## [PROBLEM STATEMENT]
Restate, word for word, every line of the data.

Excerpt from a dataset
# # # # #
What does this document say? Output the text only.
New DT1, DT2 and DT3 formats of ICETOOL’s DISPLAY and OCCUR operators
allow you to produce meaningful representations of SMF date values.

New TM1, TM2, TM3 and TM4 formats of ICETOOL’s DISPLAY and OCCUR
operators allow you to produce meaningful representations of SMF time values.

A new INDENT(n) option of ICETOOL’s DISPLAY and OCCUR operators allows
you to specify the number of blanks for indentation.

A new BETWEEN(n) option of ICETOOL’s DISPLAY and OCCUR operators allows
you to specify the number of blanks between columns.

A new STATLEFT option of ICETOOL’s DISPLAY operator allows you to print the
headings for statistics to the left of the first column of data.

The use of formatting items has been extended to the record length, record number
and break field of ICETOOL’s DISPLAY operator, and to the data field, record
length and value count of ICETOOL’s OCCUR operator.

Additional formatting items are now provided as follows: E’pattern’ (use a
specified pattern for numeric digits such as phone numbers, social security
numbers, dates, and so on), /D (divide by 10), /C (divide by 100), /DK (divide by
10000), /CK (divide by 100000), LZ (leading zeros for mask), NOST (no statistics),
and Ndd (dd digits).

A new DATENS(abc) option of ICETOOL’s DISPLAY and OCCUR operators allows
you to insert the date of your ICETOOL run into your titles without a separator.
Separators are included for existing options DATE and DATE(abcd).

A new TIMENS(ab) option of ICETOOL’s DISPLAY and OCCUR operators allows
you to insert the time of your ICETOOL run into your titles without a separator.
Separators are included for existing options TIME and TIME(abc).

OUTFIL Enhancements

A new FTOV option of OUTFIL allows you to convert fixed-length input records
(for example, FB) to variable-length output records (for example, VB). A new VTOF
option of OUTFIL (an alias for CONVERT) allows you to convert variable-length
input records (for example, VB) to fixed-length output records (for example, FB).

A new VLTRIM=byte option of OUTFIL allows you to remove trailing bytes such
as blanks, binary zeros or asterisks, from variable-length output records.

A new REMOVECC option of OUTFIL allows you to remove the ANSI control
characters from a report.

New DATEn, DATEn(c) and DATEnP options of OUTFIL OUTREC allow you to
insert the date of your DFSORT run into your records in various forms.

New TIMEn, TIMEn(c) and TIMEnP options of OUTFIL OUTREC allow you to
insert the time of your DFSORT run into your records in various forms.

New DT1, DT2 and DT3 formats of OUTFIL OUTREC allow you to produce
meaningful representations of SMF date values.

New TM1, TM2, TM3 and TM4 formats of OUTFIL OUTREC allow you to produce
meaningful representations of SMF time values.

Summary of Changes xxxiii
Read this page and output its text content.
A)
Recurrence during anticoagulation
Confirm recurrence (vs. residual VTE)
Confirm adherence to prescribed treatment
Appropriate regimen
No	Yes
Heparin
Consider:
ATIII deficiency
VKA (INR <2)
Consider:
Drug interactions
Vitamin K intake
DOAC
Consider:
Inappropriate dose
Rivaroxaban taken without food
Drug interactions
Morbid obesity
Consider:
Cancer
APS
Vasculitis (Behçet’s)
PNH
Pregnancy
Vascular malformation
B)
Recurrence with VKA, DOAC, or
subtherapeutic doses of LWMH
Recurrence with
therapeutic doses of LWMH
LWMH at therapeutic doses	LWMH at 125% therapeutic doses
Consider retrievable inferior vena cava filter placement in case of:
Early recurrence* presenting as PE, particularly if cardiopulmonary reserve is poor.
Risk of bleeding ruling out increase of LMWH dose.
# # # # #
## [WRITTEN RESPONSE]
What does this document say? Output the text only.
New DT1, DT2 and DT3 formats of ICETOOL’s DISPLAY and OCCUR operators
allow you to produce meaningful representations of SMF date values.

New TM1, TM2, TM3 and TM4 formats of ICETOOL’s DISPLAY and OCCUR
operators allow you to produce meaningful representations of SMF time values.

A new INDENT(n) option of ICETOOL’s DISPLAY and OCCUR operators allows
you to specify the number of blanks for indentation.

A new BETWEEN(n) option of ICETOOL’s DISPLAY and OCCUR operators allows
you to specify the number of blanks between columns.

A new STATLEFT option of ICETOOL’s DISPLAY operator allows you to print the
headings for statistics to the left of the first column of data.

The use of formatting items has been extended to the record length, record number
and break field of ICETOOL’s DISPLAY operator, and to the data field, record
length and value count of ICETOOL’s OCCUR operator.

Additional formatting items are now provided as follows: E’pattern’ (use a
specified pattern for numeric digits such as phone numbers, social security
numbers, dates, and so on), /D (divide by 10), /C (divide by 100), /DK (divide by
10000), /CK (divide by 100000), LZ (leading zeros for mask), NOST (no statistics),
and Ndd (dd digits).

A new DATENS(abc) option of ICETOOL’s DISPLAY and OCCUR operators allows
you to insert the date of your ICETOOL run into your titles without a separator.
Separators are included for existing options DATE and DATE(abcd).

A new TIMENS(ab) option of ICETOOL’s DISPLAY and OCCUR operators allows
you to insert the time of your ICETOOL run into your titles without a separator.
Separators are included for existing options TIME and TIME(abc).

OUTFIL Enhancements

A new FTOV option of OUTFIL allows you to convert fixed-length input records
(for example, FB) to variable-length output records (for example, VB). A new VTOF
option of OUTFIL (an alias for CONVERT) allows you to convert variable-length
input records (for example, VB) to fixed-length output records (for example, FB).

A new VLTRIM=byte option of OUTFIL allows you to remove trailing bytes such
as blanks, binary zeros or asterisks, from variable-length output records.

A new REMOVECC option of OUTFIL allows you to remove the ANSI control
characters from a report.

New DATEn, DATEn(c) and DATEnP options of OUTFIL OUTREC allow you to
insert the date of your DFSORT run into your records in various forms.

New TIMEn, TIMEn(c) and TIMEnP options of OUTFIL OUTREC allow you to
insert the time of your DFSORT run into your records in various forms.

New DT1, DT2 and DT3 formats of OUTFIL OUTREC allow you to produce
meaningful representations of SMF date values.

New TM1, TM2, TM3 and TM4 formats of OUTFIL OUTREC allow you to produce
meaningful representations of SMF time values.

Summary of Changes xxxiii
Read this page and output its text content.
A)
Recurrence during anticoagulation
Confirm recurrence (vs. residual VTE)
Confirm adherence to prescribed treatment
Appropriate regimen
No	Yes
Heparin
Consider:
ATIII deficiency
VKA (INR <2)
Consider:
Drug interactions
Vitamin K intake
DOAC
Consider:
Inappropriate dose
Rivaroxaban taken without food
Drug interactions
Morbid obesity
Consider:
Cancer
APS
Vasculitis (Behçet’s)
PNH
Pregnancy
Vascular malformation
B)
Recurrence with VKA, DOAC, or
subtherapeutic doses of LWMH
Recurrence with
therapeutic doses of LWMH
LWMH at therapeutic doses	LWMH at 125% therapeutic doses
Consider retrievable inferior vena cava filter placement in case of:
Early recurrence* presenting as PE, particularly if cardiopulmonary reserve is poor.
Risk of bleeding ruling out increase of LMWH dose.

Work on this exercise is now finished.